> [Stated goal]
In your copy, include every line of the listing below exactly but none of the pictures.

Stored items
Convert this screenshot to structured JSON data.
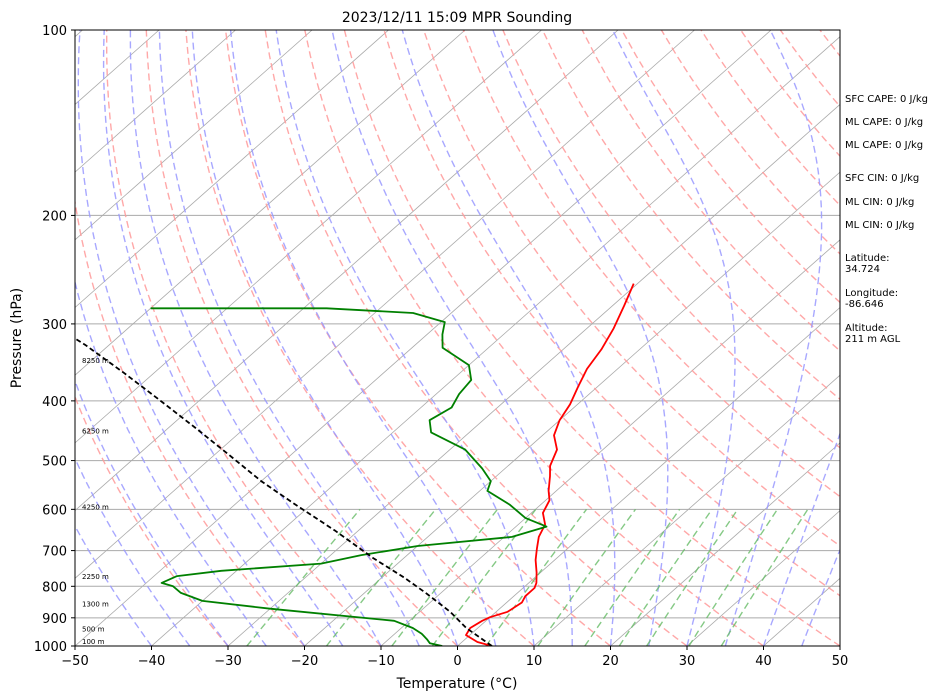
{
  "chart_data": {
    "type": "line",
    "title": "2023/12/11 15:09 MPR Sounding",
    "xlabel": "Temperature (°C)",
    "ylabel": "Pressure (hPa)",
    "xlim": [
      -50,
      50
    ],
    "ylim": [
      1000,
      100
    ],
    "y_scale": "log",
    "x_ticks": [
      "−50",
      "−40",
      "−30",
      "−20",
      "−10",
      "0",
      "10",
      "20",
      "30",
      "40",
      "50"
    ],
    "x_tick_values": [
      -50,
      -40,
      -30,
      -20,
      -10,
      0,
      10,
      20,
      30,
      40,
      50
    ],
    "y_ticks": [
      "1000",
      "900",
      "800",
      "700",
      "600",
      "500",
      "400",
      "300",
      "200",
      "100"
    ],
    "y_tick_values": [
      1000,
      900,
      800,
      700,
      600,
      500,
      400,
      300,
      200,
      100
    ],
    "skew": true,
    "grid": true,
    "height_labels": [
      {
        "p": 1000,
        "text": "100 m"
      },
      {
        "p": 955,
        "text": "500 m"
      },
      {
        "p": 870,
        "text": "1300 m"
      },
      {
        "p": 785,
        "text": "2250 m"
      },
      {
        "p": 605,
        "text": "4250 m"
      },
      {
        "p": 455,
        "text": "6250 m"
      },
      {
        "p": 350,
        "text": "8250 m"
      }
    ],
    "series": [
      {
        "role": "temperature",
        "color": "#ff0000",
        "points": [
          [
            4.5,
            1000
          ],
          [
            2,
            985
          ],
          [
            -0.5,
            960
          ],
          [
            -1,
            935
          ],
          [
            -0.5,
            910
          ],
          [
            0,
            898
          ],
          [
            1.5,
            880
          ],
          [
            2,
            850
          ],
          [
            1.5,
            830
          ],
          [
            1.5,
            805
          ],
          [
            1,
            790
          ],
          [
            -0.5,
            760
          ],
          [
            -2.5,
            725
          ],
          [
            -4,
            695
          ],
          [
            -5.5,
            665
          ],
          [
            -6.5,
            635
          ],
          [
            -8.5,
            608
          ],
          [
            -9.5,
            580
          ],
          [
            -11,
            560
          ],
          [
            -13,
            530
          ],
          [
            -14.5,
            510
          ],
          [
            -16,
            480
          ],
          [
            -18.5,
            455
          ],
          [
            -20,
            430
          ],
          [
            -21,
            405
          ],
          [
            -22.5,
            380
          ],
          [
            -24,
            355
          ],
          [
            -25,
            330
          ],
          [
            -26.5,
            305
          ],
          [
            -28.5,
            280
          ],
          [
            -30.5,
            258
          ]
        ]
      },
      {
        "role": "dewpoint",
        "color": "#008000",
        "points": [
          [
            -2,
            1000
          ],
          [
            -4,
            990
          ],
          [
            -5,
            975
          ],
          [
            -6.5,
            955
          ],
          [
            -8.5,
            935
          ],
          [
            -12,
            910
          ],
          [
            -30,
            870
          ],
          [
            -40,
            845
          ],
          [
            -44,
            820
          ],
          [
            -46,
            800
          ],
          [
            -48,
            790
          ],
          [
            -47,
            770
          ],
          [
            -42,
            755
          ],
          [
            -30,
            735
          ],
          [
            -26,
            712
          ],
          [
            -20,
            688
          ],
          [
            -9,
            665
          ],
          [
            -6,
            640
          ],
          [
            -10,
            620
          ],
          [
            -14,
            590
          ],
          [
            -19,
            560
          ],
          [
            -20,
            540
          ],
          [
            -23,
            515
          ],
          [
            -28,
            480
          ],
          [
            -35,
            450
          ],
          [
            -37,
            430
          ],
          [
            -36,
            410
          ],
          [
            -37,
            390
          ],
          [
            -37.5,
            370
          ],
          [
            -40,
            350
          ],
          [
            -46,
            328
          ],
          [
            -48,
            312
          ],
          [
            -49.5,
            298
          ],
          [
            -55,
            288
          ],
          [
            -67,
            283
          ],
          [
            -90,
            283
          ]
        ]
      },
      {
        "role": "parcel",
        "color": "#000000",
        "style": "dashed",
        "points": [
          [
            4.5,
            1000
          ],
          [
            -1.5,
            935
          ],
          [
            -6,
            880
          ],
          [
            -12,
            820
          ],
          [
            -17,
            775
          ],
          [
            -24,
            720
          ],
          [
            -33,
            650
          ],
          [
            -42,
            590
          ],
          [
            -50,
            540
          ],
          [
            -58,
            490
          ],
          [
            -66,
            445
          ],
          [
            -75,
            400
          ],
          [
            -84,
            360
          ],
          [
            -93,
            325
          ],
          [
            -99,
            305
          ],
          [
            -104,
            285
          ]
        ]
      }
    ]
  },
  "stats": [
    {
      "text": "SFC CAPE: 0 J/kg"
    },
    {
      "text": "ML CAPE: 0 J/kg"
    },
    {
      "text": "ML CAPE: 0 J/kg"
    },
    {
      "text": "SFC CIN: 0 J/kg"
    },
    {
      "text": "ML CIN: 0 J/kg"
    },
    {
      "text": "ML CIN: 0 J/kg"
    },
    {
      "text": "Latitude:",
      "text2": "34.724"
    },
    {
      "text": "Longitude:",
      "text2": "-86.646"
    },
    {
      "text": "Altitude:",
      "text2": "211 m AGL"
    }
  ],
  "colors": {
    "temperature": "#ff0000",
    "dewpoint": "#008000",
    "parcel": "#000000",
    "dry_adiabats": "#ff9999",
    "moist_adiabats": "#9999ff",
    "mixing_ratio": "#66bb66",
    "isotherms": "#aaaaaa"
  }
}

> [Reply to the task]
Convert this screenshot to structured JSON data.
{
  "chart_data": {
    "type": "line",
    "title": "2023/12/11 15:09 MPR Sounding",
    "xlabel": "Temperature (°C)",
    "ylabel": "Pressure (hPa)",
    "xlim": [
      -50,
      50
    ],
    "ylim": [
      1000,
      100
    ],
    "y_scale": "log",
    "x_ticks": [
      "−50",
      "−40",
      "−30",
      "−20",
      "−10",
      "0",
      "10",
      "20",
      "30",
      "40",
      "50"
    ],
    "x_tick_values": [
      -50,
      -40,
      -30,
      -20,
      -10,
      0,
      10,
      20,
      30,
      40,
      50
    ],
    "y_ticks": [
      "1000",
      "900",
      "800",
      "700",
      "600",
      "500",
      "400",
      "300",
      "200",
      "100"
    ],
    "y_tick_values": [
      1000,
      900,
      800,
      700,
      600,
      500,
      400,
      300,
      200,
      100
    ],
    "skew": true,
    "grid": true,
    "height_labels": [
      {
        "p": 1000,
        "text": "100 m"
      },
      {
        "p": 955,
        "text": "500 m"
      },
      {
        "p": 870,
        "text": "1300 m"
      },
      {
        "p": 785,
        "text": "2250 m"
      },
      {
        "p": 605,
        "text": "4250 m"
      },
      {
        "p": 455,
        "text": "6250 m"
      },
      {
        "p": 350,
        "text": "8250 m"
      }
    ],
    "series": [
      {
        "role": "temperature",
        "color": "#ff0000",
        "points": [
          [
            4.5,
            1000
          ],
          [
            2,
            985
          ],
          [
            -0.5,
            960
          ],
          [
            -1,
            935
          ],
          [
            -0.5,
            910
          ],
          [
            0,
            898
          ],
          [
            1.5,
            880
          ],
          [
            2,
            850
          ],
          [
            1.5,
            830
          ],
          [
            1.5,
            805
          ],
          [
            1,
            790
          ],
          [
            -0.5,
            760
          ],
          [
            -2.5,
            725
          ],
          [
            -4,
            695
          ],
          [
            -5.5,
            665
          ],
          [
            -6.5,
            635
          ],
          [
            -8.5,
            608
          ],
          [
            -9.5,
            580
          ],
          [
            -11,
            560
          ],
          [
            -13,
            530
          ],
          [
            -14.5,
            510
          ],
          [
            -16,
            480
          ],
          [
            -18.5,
            455
          ],
          [
            -20,
            430
          ],
          [
            -21,
            405
          ],
          [
            -22.5,
            380
          ],
          [
            -24,
            355
          ],
          [
            -25,
            330
          ],
          [
            -26.5,
            305
          ],
          [
            -28.5,
            280
          ],
          [
            -30.5,
            258
          ]
        ]
      },
      {
        "role": "dewpoint",
        "color": "#008000",
        "points": [
          [
            -2,
            1000
          ],
          [
            -4,
            990
          ],
          [
            -5,
            975
          ],
          [
            -6.5,
            955
          ],
          [
            -8.5,
            935
          ],
          [
            -12,
            910
          ],
          [
            -30,
            870
          ],
          [
            -40,
            845
          ],
          [
            -44,
            820
          ],
          [
            -46,
            800
          ],
          [
            -48,
            790
          ],
          [
            -47,
            770
          ],
          [
            -42,
            755
          ],
          [
            -30,
            735
          ],
          [
            -26,
            712
          ],
          [
            -20,
            688
          ],
          [
            -9,
            665
          ],
          [
            -6,
            640
          ],
          [
            -10,
            620
          ],
          [
            -14,
            590
          ],
          [
            -19,
            560
          ],
          [
            -20,
            540
          ],
          [
            -23,
            515
          ],
          [
            -28,
            480
          ],
          [
            -35,
            450
          ],
          [
            -37,
            430
          ],
          [
            -36,
            410
          ],
          [
            -37,
            390
          ],
          [
            -37.5,
            370
          ],
          [
            -40,
            350
          ],
          [
            -46,
            328
          ],
          [
            -48,
            312
          ],
          [
            -49.5,
            298
          ],
          [
            -55,
            288
          ],
          [
            -67,
            283
          ],
          [
            -90,
            283
          ]
        ]
      },
      {
        "role": "parcel",
        "color": "#000000",
        "style": "dashed",
        "points": [
          [
            4.5,
            1000
          ],
          [
            -1.5,
            935
          ],
          [
            -6,
            880
          ],
          [
            -12,
            820
          ],
          [
            -17,
            775
          ],
          [
            -24,
            720
          ],
          [
            -33,
            650
          ],
          [
            -42,
            590
          ],
          [
            -50,
            540
          ],
          [
            -58,
            490
          ],
          [
            -66,
            445
          ],
          [
            -75,
            400
          ],
          [
            -84,
            360
          ],
          [
            -93,
            325
          ],
          [
            -99,
            305
          ],
          [
            -104,
            285
          ]
        ]
      }
    ]
  },
  "stats": [
    {
      "text": "SFC CAPE: 0 J/kg"
    },
    {
      "text": "ML CAPE: 0 J/kg"
    },
    {
      "text": "ML CAPE: 0 J/kg"
    },
    {
      "text": "SFC CIN: 0 J/kg"
    },
    {
      "text": "ML CIN: 0 J/kg"
    },
    {
      "text": "ML CIN: 0 J/kg"
    },
    {
      "text": "Latitude:",
      "text2": "34.724"
    },
    {
      "text": "Longitude:",
      "text2": "-86.646"
    },
    {
      "text": "Altitude:",
      "text2": "211 m AGL"
    }
  ],
  "colors": {
    "temperature": "#ff0000",
    "dewpoint": "#008000",
    "parcel": "#000000",
    "dry_adiabats": "#ff9999",
    "moist_adiabats": "#9999ff",
    "mixing_ratio": "#66bb66",
    "isotherms": "#aaaaaa"
  }
}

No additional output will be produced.